Rows from a dataset
^^^^

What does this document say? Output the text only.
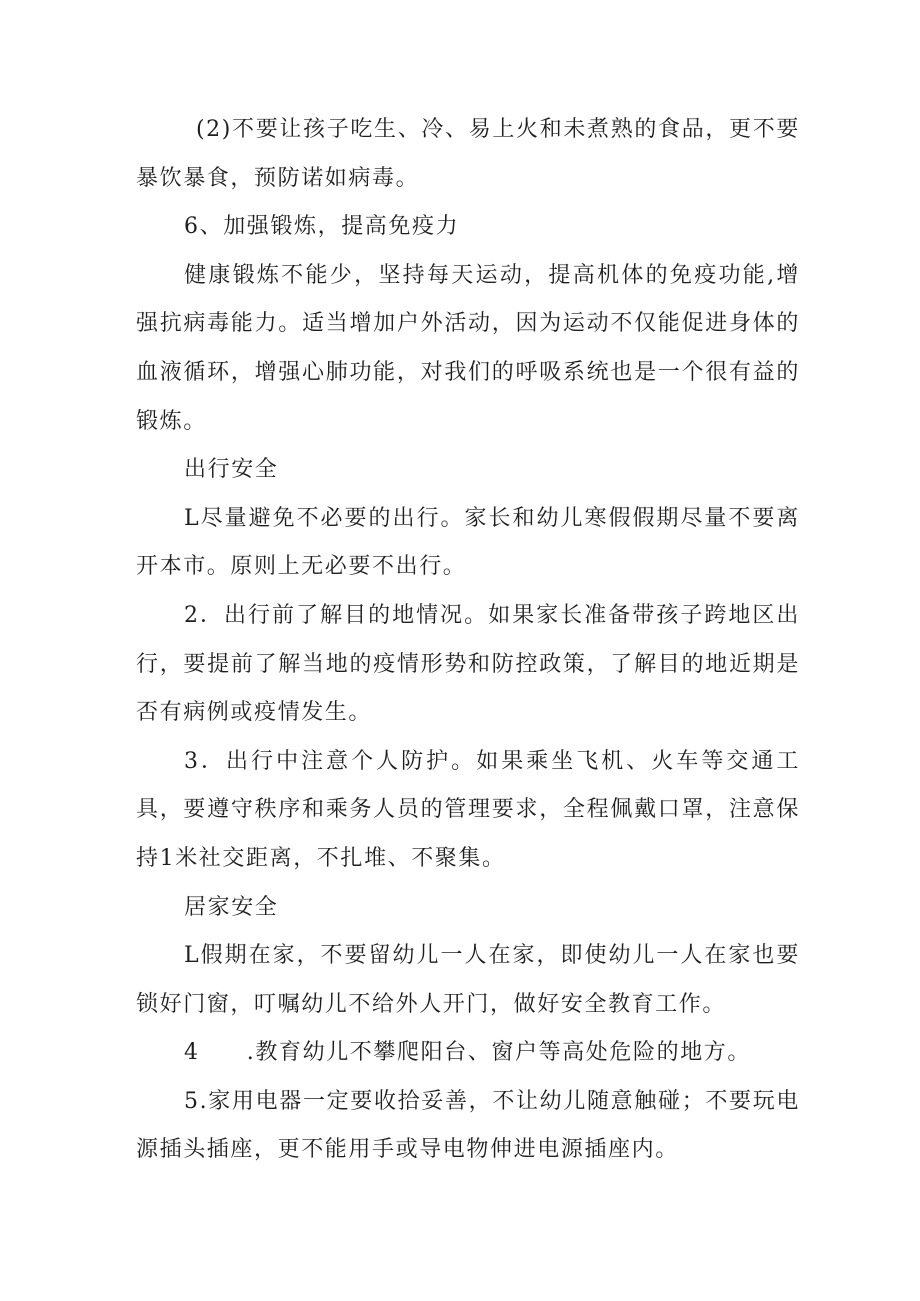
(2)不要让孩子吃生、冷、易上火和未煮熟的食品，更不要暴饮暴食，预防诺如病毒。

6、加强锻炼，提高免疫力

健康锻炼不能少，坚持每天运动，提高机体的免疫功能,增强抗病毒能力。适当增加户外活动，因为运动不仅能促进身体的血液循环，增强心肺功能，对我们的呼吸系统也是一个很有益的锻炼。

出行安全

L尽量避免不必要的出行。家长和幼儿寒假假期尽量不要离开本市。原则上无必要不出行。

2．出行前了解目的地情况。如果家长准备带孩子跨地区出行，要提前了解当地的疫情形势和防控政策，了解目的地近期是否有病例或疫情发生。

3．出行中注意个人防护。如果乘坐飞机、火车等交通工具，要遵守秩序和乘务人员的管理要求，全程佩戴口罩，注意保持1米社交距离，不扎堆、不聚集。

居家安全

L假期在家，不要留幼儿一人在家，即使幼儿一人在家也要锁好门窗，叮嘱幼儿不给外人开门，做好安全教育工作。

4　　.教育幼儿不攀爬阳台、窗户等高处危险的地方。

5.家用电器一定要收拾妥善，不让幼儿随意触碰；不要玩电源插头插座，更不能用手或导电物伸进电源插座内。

^^^^

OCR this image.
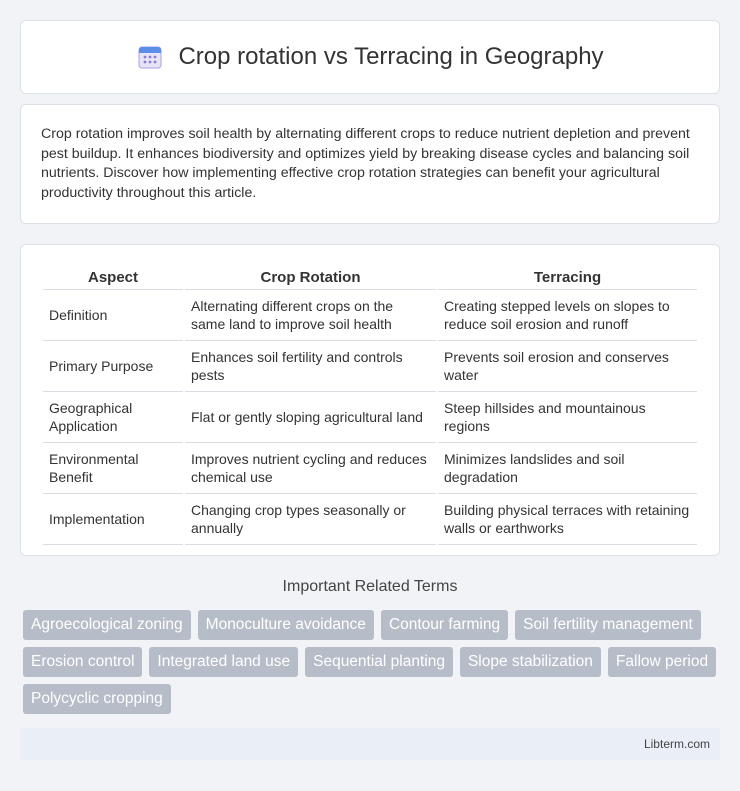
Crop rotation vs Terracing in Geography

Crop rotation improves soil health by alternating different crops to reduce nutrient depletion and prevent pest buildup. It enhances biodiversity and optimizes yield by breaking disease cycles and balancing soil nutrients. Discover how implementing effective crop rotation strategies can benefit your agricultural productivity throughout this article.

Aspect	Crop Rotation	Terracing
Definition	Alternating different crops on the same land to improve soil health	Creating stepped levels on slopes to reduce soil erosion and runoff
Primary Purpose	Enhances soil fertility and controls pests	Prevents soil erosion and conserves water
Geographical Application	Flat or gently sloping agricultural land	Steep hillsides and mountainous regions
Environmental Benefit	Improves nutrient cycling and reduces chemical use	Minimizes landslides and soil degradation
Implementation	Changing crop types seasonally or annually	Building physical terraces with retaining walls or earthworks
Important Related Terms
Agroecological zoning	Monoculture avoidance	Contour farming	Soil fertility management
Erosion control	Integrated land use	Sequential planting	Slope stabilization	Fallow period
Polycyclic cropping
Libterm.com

^^^^

(Short problem) Where does the word "this" appear? Return each line that holds it.

(Finished exercise)
What does this document say? Output the text only.
OCR this image.
Crop rotation improves soil health by alternating different crops to reduce nutrient depletion and prevent pest buildup. It enhances biodiversity and optimizes yield by breaking disease cycles and balancing soil nutrients. Discover how implementing effective crop rotation strategies can benefit your agricultural productivity throughout this article.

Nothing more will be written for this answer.